Demande écrite: D'après l'extrait sur la crise anglophone, dans quelles régions du Cameroun cette crise se déroule-t-elle ?

CRISE ANGLOPHONE : ENTRE « LA TAPISSERIE DE PENELOPE »/ Guy Samuel NYOUMSI ET « LA BOITE DE PANDORE »

CRISE ANGLOPHONE : ENTRE « LA TAPISSERIE DE PENELOPE »
                      ET « LA BOITE DE PANDORE »
               

Voici bientôt plus d’un an que dure dans les Régions du Sud-Ouest et du Nord-Ouest du Cameroun, ce qu’il convient dorénavant de désigner  par le vocable «crise anglophone ».
               
Un an au cours duquel les démarches conduites au sommet de l’Etat ont certes fait bouger les lignes, mais à ce jour, n’ont pas contribué à faire taire les soubresauts, encore moins à éviter les dérives attentatoires à l’intégrité des personnes et des biens.

Liste des enregistrements:
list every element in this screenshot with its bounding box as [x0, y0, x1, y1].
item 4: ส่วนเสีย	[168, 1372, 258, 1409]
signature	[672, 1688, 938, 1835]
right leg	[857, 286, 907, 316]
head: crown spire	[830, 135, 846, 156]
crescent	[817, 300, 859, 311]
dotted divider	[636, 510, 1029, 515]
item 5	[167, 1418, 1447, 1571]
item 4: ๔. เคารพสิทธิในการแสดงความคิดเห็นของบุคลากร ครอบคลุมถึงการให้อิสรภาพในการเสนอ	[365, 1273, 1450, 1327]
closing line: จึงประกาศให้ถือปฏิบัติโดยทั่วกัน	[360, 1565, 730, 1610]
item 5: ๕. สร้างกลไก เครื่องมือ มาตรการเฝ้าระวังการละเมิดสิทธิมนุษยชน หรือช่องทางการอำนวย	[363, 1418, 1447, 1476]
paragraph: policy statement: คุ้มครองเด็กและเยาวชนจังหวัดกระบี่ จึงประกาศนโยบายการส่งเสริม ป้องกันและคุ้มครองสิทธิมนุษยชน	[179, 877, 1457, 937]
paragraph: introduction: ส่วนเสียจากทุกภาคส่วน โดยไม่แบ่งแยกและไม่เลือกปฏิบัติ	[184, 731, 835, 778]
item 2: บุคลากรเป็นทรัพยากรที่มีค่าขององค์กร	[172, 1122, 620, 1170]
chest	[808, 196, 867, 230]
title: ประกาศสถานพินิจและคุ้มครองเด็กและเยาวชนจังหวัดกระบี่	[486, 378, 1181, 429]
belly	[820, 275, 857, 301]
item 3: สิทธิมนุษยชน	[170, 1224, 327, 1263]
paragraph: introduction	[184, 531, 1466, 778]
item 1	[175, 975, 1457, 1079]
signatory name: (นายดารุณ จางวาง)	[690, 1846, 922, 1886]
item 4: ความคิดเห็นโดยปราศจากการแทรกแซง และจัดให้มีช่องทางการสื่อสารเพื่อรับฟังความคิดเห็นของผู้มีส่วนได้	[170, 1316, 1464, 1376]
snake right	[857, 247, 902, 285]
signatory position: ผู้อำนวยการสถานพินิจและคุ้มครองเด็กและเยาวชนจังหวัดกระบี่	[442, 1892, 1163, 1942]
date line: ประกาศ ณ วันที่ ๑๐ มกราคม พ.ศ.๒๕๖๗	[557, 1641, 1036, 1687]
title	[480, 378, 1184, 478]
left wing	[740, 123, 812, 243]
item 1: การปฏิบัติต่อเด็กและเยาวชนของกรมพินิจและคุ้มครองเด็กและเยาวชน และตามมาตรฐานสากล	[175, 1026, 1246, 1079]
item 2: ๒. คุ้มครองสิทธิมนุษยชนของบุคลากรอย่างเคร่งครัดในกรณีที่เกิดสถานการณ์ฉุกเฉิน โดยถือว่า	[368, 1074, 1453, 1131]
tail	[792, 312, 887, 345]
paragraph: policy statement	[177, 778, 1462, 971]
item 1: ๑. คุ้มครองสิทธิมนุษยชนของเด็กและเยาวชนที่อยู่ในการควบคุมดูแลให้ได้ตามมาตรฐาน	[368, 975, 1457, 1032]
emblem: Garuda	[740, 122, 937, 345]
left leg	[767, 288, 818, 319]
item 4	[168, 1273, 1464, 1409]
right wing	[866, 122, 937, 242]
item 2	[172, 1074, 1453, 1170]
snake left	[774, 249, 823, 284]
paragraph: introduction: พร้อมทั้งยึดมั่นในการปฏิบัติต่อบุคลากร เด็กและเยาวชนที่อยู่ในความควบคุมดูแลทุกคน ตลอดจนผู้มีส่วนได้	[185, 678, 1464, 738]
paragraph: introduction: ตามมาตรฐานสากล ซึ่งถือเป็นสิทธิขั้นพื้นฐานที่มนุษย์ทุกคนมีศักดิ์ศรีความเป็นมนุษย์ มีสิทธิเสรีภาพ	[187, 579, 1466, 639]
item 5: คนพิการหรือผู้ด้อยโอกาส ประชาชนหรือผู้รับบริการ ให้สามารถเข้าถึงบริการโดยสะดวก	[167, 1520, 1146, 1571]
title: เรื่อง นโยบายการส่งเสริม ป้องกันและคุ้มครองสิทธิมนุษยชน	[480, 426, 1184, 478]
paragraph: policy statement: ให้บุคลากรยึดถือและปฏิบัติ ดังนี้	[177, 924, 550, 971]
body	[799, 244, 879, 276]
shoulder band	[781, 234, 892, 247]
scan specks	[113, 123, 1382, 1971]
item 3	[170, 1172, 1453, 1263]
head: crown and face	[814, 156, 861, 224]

Réponse complète: Dans les régions du Sud-Ouest et du Nord-Ouest du Cameroun.